What this task involves: Please copy every line of the records below without changing anything.

Records:
+===+

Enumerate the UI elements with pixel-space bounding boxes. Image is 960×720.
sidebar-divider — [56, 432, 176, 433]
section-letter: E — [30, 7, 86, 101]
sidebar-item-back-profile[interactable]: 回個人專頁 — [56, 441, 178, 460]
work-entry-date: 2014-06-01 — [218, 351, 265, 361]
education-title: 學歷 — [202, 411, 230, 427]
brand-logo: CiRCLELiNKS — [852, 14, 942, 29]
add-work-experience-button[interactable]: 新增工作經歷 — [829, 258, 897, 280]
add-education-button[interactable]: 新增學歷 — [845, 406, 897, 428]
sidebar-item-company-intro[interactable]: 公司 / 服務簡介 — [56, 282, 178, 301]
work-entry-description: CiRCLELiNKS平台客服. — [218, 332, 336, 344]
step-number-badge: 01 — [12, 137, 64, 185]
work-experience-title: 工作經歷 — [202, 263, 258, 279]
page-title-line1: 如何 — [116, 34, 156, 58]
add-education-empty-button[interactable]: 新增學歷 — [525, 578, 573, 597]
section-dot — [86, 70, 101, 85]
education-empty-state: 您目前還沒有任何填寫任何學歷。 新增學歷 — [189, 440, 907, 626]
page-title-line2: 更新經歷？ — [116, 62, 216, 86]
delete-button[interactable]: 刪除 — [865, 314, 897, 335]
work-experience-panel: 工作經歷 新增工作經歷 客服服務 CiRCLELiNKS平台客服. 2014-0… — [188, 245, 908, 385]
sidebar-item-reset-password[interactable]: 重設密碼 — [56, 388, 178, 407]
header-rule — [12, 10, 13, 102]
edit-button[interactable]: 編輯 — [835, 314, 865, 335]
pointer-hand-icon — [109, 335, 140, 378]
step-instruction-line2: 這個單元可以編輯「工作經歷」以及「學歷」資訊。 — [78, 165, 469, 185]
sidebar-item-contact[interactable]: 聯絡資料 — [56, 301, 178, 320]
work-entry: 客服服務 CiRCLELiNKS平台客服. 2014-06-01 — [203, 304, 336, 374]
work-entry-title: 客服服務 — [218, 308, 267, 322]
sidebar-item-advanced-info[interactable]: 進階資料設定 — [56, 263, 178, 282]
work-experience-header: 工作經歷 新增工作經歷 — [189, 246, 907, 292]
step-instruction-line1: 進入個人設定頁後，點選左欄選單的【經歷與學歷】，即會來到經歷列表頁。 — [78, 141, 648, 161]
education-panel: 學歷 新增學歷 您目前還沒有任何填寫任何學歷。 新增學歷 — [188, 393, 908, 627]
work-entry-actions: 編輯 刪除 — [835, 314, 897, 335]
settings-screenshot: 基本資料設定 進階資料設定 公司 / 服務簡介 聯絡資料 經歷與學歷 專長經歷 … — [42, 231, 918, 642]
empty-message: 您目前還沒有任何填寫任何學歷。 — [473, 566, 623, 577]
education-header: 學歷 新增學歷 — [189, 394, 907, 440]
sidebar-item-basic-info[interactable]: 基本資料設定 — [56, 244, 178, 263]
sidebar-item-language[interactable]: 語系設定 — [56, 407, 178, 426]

+===+

Solution:
Enumerate the UI elements with pixel-space bounding boxes. Image is 960×720.
sidebar-divider — [56, 432, 176, 433]
section-letter: E — [30, 7, 86, 101]
sidebar-item-back-profile[interactable]: 回個人專頁 — [56, 441, 178, 460]
work-entry-date: 2014-06-01 — [218, 351, 265, 361]
education-title: 學歷 — [202, 411, 230, 427]
brand-logo: CiRCLELiNKS — [852, 14, 942, 29]
add-work-experience-button[interactable]: 新增工作經歷 — [829, 258, 897, 280]
add-education-button[interactable]: 新增學歷 — [845, 406, 897, 428]
sidebar-item-company-intro[interactable]: 公司 / 服務簡介 — [56, 282, 178, 301]
work-entry-description: CiRCLELiNKS平台客服. — [218, 332, 336, 344]
step-number-badge: 01 — [12, 137, 64, 185]
work-experience-title: 工作經歷 — [202, 263, 258, 279]
page-title-line1: 如何 — [116, 34, 156, 58]
add-education-empty-button[interactable]: 新增學歷 — [525, 578, 573, 597]
section-dot — [86, 70, 101, 85]
education-empty-state: 您目前還沒有任何填寫任何學歷。 新增學歷 — [189, 440, 907, 626]
page-title-line2: 更新經歷？ — [116, 62, 216, 86]
delete-button[interactable]: 刪除 — [865, 314, 897, 335]
work-experience-panel: 工作經歷 新增工作經歷 客服服務 CiRCLELiNKS平台客服. 2014-0… — [188, 245, 908, 385]
sidebar-item-reset-password[interactable]: 重設密碼 — [56, 388, 178, 407]
header-rule — [12, 10, 13, 102]
edit-button[interactable]: 編輯 — [835, 314, 865, 335]
pointer-hand-icon — [109, 335, 140, 378]
step-instruction-line2: 這個單元可以編輯「工作經歷」以及「學歷」資訊。 — [78, 165, 469, 185]
sidebar-item-contact[interactable]: 聯絡資料 — [56, 301, 178, 320]
work-entry: 客服服務 CiRCLELiNKS平台客服. 2014-06-01 — [203, 304, 336, 374]
work-entry-title: 客服服務 — [218, 308, 267, 322]
sidebar-item-advanced-info[interactable]: 進階資料設定 — [56, 263, 178, 282]
work-experience-header: 工作經歷 新增工作經歷 — [189, 246, 907, 292]
step-instruction-line1: 進入個人設定頁後，點選左欄選單的【經歷與學歷】，即會來到經歷列表頁。 — [78, 141, 648, 161]
education-panel: 學歷 新增學歷 您目前還沒有任何填寫任何學歷。 新增學歷 — [188, 393, 908, 627]
work-entry-actions: 編輯 刪除 — [835, 314, 897, 335]
settings-screenshot: 基本資料設定 進階資料設定 公司 / 服務簡介 聯絡資料 經歷與學歷 專長經歷 … — [42, 231, 918, 642]
empty-message: 您目前還沒有任何填寫任何學歷。 — [473, 566, 623, 577]
education-header: 學歷 新增學歷 — [189, 394, 907, 440]
sidebar-item-basic-info[interactable]: 基本資料設定 — [56, 244, 178, 263]
sidebar-item-language[interactable]: 語系設定 — [56, 407, 178, 426]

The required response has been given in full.